抜粋した本文:
════════

写真の検索はSiriとも連動しており、目的の写真を要望すれば検索結果を表示してくれます。

改良された写真読み込み

(1)Lightningアダプタが必要

写真読み込み機能を使うには、「Lightning – USBカメラアダプタ」か「Lightning – SDカードカメラリーダー」が必要です。

(2)写真を読み込む

「Lightning – SDカードカメラリーダー」などを接続すると「写真」アプリに[読み込む]タブが増え、デジタルカメラ等で撮影した写真を読み込めます。

(3)読み込み完了

写真はすべてを読み込むか、指定して読み込むか選べます。読み込み完了後は、写真をメモリカードから削除することも可能です。

(4)アルバムに読み込む

あらかじめ読み込み先のアルバムを選ぶこともできます。(2)の[読み込み先]で[ライブラリ]をタップします。

════════

記録された情報:
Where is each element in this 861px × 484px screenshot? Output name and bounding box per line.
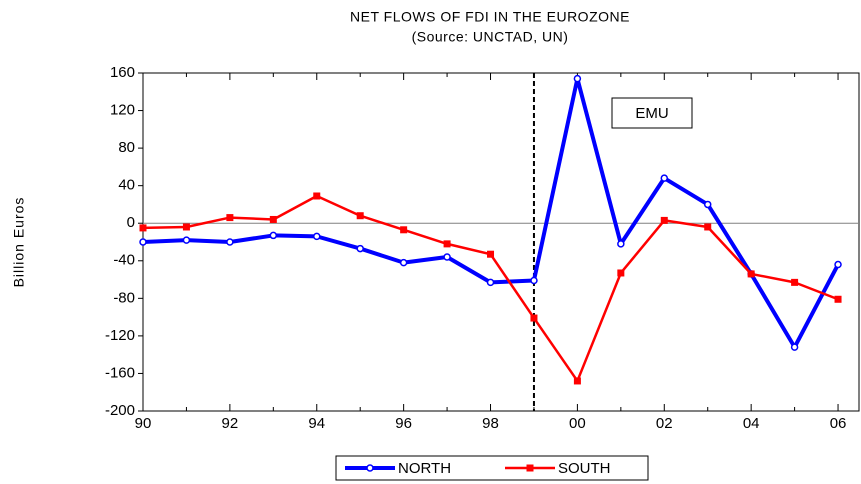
x-tick-label: 94 — [308, 415, 325, 432]
y-tick-label: 40 — [118, 177, 135, 194]
x-tick-label: 06 — [830, 415, 847, 432]
x-tick-label: 92 — [222, 415, 239, 432]
legend-label: NORTH — [398, 460, 451, 477]
point — [139, 224, 147, 232]
point — [747, 270, 755, 278]
y-tick-label: 120 — [110, 102, 135, 119]
point — [313, 232, 321, 241]
point — [313, 192, 321, 200]
point — [399, 258, 408, 267]
x-tick-label: 00 — [569, 415, 586, 432]
point — [443, 253, 451, 261]
point — [226, 238, 234, 246]
x-tick-label: 90 — [135, 415, 152, 432]
point — [356, 244, 364, 253]
y-tick-label: 0 — [127, 214, 135, 231]
series-line — [142, 76, 840, 350]
chart-subtitle: (Source: UNCTAD, UN) — [412, 29, 569, 45]
y-tick-label: -200 — [105, 402, 135, 419]
point — [182, 223, 190, 231]
point — [269, 231, 278, 240]
point — [530, 276, 538, 285]
legend-marker — [526, 464, 534, 472]
point — [269, 215, 277, 223]
point — [356, 212, 364, 220]
point — [834, 260, 842, 269]
point — [530, 314, 538, 322]
y-tick-label: -40 — [113, 252, 135, 269]
annotation-box — [611, 97, 693, 129]
x-tick-label: 98 — [482, 415, 499, 432]
point — [790, 343, 799, 351]
point — [573, 377, 581, 385]
annotation: EMU — [635, 105, 668, 122]
chart-title: NET FLOWS OF FDI IN THE EUROZONE — [350, 9, 630, 25]
y-tick-label: -120 — [105, 327, 135, 344]
y-tick-label: 160 — [110, 64, 135, 81]
point — [226, 214, 234, 222]
y-tick-label: -160 — [105, 364, 135, 381]
point — [139, 238, 147, 246]
series-line — [142, 194, 839, 383]
point — [487, 250, 495, 258]
y-tick-label: 80 — [118, 139, 135, 156]
legend-label: SOUTH — [558, 460, 611, 477]
point — [443, 240, 451, 248]
point — [660, 216, 668, 224]
y-axis-label: Billion Euros — [11, 197, 27, 288]
point — [834, 295, 842, 303]
x-tick-label: 04 — [743, 415, 760, 432]
point — [703, 200, 712, 209]
point — [182, 236, 191, 244]
point — [791, 278, 799, 286]
point — [573, 74, 582, 83]
point — [486, 278, 495, 287]
point — [400, 226, 408, 234]
point — [704, 223, 712, 231]
y-tick-label: -80 — [113, 289, 135, 306]
point — [660, 174, 669, 182]
point — [617, 240, 625, 248]
legend-marker — [366, 464, 374, 472]
x-tick-label: 02 — [656, 415, 673, 432]
point — [617, 269, 625, 277]
x-tick-label: 96 — [395, 415, 412, 432]
plot-frame — [142, 72, 860, 412]
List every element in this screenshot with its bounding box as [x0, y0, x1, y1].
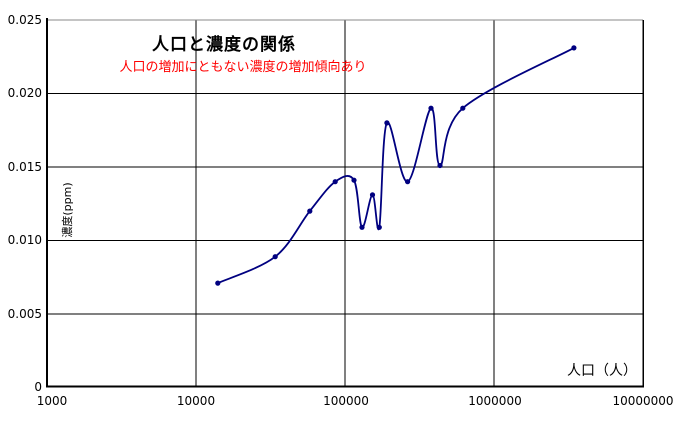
- y-tick-label: 0.005: [7, 307, 42, 321]
- data-point-marker: [359, 224, 365, 230]
- y-tick-label: 0.015: [7, 160, 42, 174]
- data-point-marker: [571, 45, 577, 51]
- y-tick-label: 0.010: [7, 233, 42, 247]
- x-tick-label: 10000: [176, 394, 216, 408]
- chart-title: 人口と濃度の関係: [152, 35, 296, 55]
- x-tick-label: 10000000: [612, 394, 674, 408]
- y-tick-label: 0: [34, 380, 42, 394]
- data-point-marker: [384, 120, 390, 126]
- chart-subtitle: 人口の増加にともない濃度の増加傾向あり: [119, 60, 367, 75]
- data-point-marker: [376, 224, 382, 230]
- data-point-marker: [307, 208, 313, 214]
- data-point-marker: [351, 177, 357, 183]
- data-point-marker: [405, 179, 411, 185]
- data-point-marker: [272, 254, 278, 260]
- data-point-marker: [215, 280, 221, 286]
- x-tick-label: 100000: [323, 394, 369, 408]
- data-point-marker: [437, 162, 443, 169]
- data-point-marker: [332, 179, 338, 185]
- data-point-marker: [460, 105, 466, 111]
- data-point-marker: [369, 192, 376, 198]
- x-tick-label: 1000000: [468, 394, 522, 408]
- y-axis-title: 濃度(ppm): [61, 182, 74, 238]
- data-point-marker: [428, 105, 434, 111]
- x-tick-label: 1000: [36, 394, 68, 408]
- y-tick-label: 0.025: [7, 13, 42, 27]
- series-line: [217, 47, 575, 284]
- y-tick-label: 0.020: [7, 86, 42, 100]
- x-axis-title: 人口（人）: [567, 363, 637, 379]
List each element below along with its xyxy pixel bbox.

════════

短い問題:
写真の読み込みについての本文のうち、「改良された写真読み込み」で始まり「から削除することも可能です。」で終わる部分を一字一句そのまま書き写してください。 資料は別の出典から取られたものです。

完全な解答:
改良された写真読み込み

(1)Lightningアダプタが必要

写真読み込み機能を使うには、「Lightning – USBカメラアダプタ」か「Lightning – SDカードカメラリーダー」が必要です。

(2)写真を読み込む

「Lightning – SDカードカメラリーダー」などを接続すると「写真」アプリに[読み込む]タブが増え、デジタルカメラ等で撮影した写真を読み込めます。

(3)読み込み完了

写真はすべてを読み込むか、指定して読み込むか選べます。読み込み完了後は、写真をメモリカードから削除することも可能です。